◆ YOUR TASK ◆
Could you give the data below again, exactly and completely?

◆ DATA LISTING ◆
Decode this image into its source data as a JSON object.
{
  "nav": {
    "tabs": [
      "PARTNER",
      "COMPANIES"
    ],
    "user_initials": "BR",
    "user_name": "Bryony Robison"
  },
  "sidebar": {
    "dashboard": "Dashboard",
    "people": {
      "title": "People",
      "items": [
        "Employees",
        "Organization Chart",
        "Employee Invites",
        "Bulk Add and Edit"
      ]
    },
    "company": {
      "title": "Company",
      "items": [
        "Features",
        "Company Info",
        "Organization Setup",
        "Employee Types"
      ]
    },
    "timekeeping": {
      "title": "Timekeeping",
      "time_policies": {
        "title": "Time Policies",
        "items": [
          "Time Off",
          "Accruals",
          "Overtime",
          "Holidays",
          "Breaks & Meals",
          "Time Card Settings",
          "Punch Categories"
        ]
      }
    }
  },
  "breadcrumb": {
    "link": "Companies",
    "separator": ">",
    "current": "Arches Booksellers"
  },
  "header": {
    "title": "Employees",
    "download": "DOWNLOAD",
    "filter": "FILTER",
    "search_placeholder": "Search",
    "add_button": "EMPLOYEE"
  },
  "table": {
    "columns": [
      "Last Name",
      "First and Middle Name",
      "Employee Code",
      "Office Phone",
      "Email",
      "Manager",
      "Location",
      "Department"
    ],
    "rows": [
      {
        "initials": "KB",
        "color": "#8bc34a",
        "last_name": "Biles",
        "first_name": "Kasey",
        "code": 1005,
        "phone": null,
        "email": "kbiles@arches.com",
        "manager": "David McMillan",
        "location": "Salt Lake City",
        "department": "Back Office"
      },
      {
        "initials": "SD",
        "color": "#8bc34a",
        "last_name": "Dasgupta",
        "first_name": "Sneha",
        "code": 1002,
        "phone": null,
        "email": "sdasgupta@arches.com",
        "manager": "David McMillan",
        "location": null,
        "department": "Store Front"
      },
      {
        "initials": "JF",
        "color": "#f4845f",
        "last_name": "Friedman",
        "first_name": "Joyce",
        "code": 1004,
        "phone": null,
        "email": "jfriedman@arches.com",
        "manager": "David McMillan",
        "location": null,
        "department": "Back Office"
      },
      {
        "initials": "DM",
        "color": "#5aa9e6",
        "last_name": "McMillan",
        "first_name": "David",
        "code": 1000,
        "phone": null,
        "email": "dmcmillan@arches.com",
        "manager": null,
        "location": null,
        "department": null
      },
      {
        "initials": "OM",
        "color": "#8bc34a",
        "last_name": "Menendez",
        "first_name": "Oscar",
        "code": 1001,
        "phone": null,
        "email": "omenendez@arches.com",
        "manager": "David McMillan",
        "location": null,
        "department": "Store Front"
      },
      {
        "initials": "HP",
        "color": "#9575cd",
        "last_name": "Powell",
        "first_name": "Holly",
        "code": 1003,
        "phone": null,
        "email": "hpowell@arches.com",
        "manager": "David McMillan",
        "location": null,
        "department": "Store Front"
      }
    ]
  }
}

◆ ANSWER TO THIS PROBLEM ◆
Decode this image into its source data as a JSON object.
{
  "nav": {
    "tabs": [
      "PARTNER",
      "COMPANIES"
    ],
    "user_initials": "BR",
    "user_name": "Bryony Robison"
  },
  "sidebar": {
    "dashboard": "Dashboard",
    "people": {
      "title": "People",
      "items": [
        "Employees",
        "Organization Chart",
        "Employee Invites",
        "Bulk Add and Edit"
      ]
    },
    "company": {
      "title": "Company",
      "items": [
        "Features",
        "Company Info",
        "Organization Setup",
        "Employee Types"
      ]
    },
    "timekeeping": {
      "title": "Timekeeping",
      "time_policies": {
        "title": "Time Policies",
        "items": [
          "Time Off",
          "Accruals",
          "Overtime",
          "Holidays",
          "Breaks & Meals",
          "Time Card Settings",
          "Punch Categories"
        ]
      }
    }
  },
  "breadcrumb": {
    "link": "Companies",
    "separator": ">",
    "current": "Arches Booksellers"
  },
  "header": {
    "title": "Employees",
    "download": "DOWNLOAD",
    "filter": "FILTER",
    "search_placeholder": "Search",
    "add_button": "EMPLOYEE"
  },
  "table": {
    "columns": [
      "Last Name",
      "First and Middle Name",
      "Employee Code",
      "Office Phone",
      "Email",
      "Manager",
      "Location",
      "Department"
    ],
    "rows": [
      {
        "initials": "KB",
        "color": "#8bc34a",
        "last_name": "Biles",
        "first_name": "Kasey",
        "code": 1005,
        "phone": null,
        "email": "kbiles@arches.com",
        "manager": "David McMillan",
        "location": "Salt Lake City",
        "department": "Back Office"
      },
      {
        "initials": "SD",
        "color": "#8bc34a",
        "last_name": "Dasgupta",
        "first_name": "Sneha",
        "code": 1002,
        "phone": null,
        "email": "sdasgupta@arches.com",
        "manager": "David McMillan",
        "location": null,
        "department": "Store Front"
      },
      {
        "initials": "JF",
        "color": "#f4845f",
        "last_name": "Friedman",
        "first_name": "Joyce",
        "code": 1004,
        "phone": null,
        "email": "jfriedman@arches.com",
        "manager": "David McMillan",
        "location": null,
        "department": "Back Office"
      },
      {
        "initials": "DM",
        "color": "#5aa9e6",
        "last_name": "McMillan",
        "first_name": "David",
        "code": 1000,
        "phone": null,
        "email": "dmcmillan@arches.com",
        "manager": null,
        "location": null,
        "department": null
      },
      {
        "initials": "OM",
        "color": "#8bc34a",
        "last_name": "Menendez",
        "first_name": "Oscar",
        "code": 1001,
        "phone": null,
        "email": "omenendez@arches.com",
        "manager": "David McMillan",
        "location": null,
        "department": "Store Front"
      },
      {
        "initials": "HP",
        "color": "#9575cd",
        "last_name": "Powell",
        "first_name": "Holly",
        "code": 1003,
        "phone": null,
        "email": "hpowell@arches.com",
        "manager": "David McMillan",
        "location": null,
        "department": "Store Front"
      }
    ]
  }
}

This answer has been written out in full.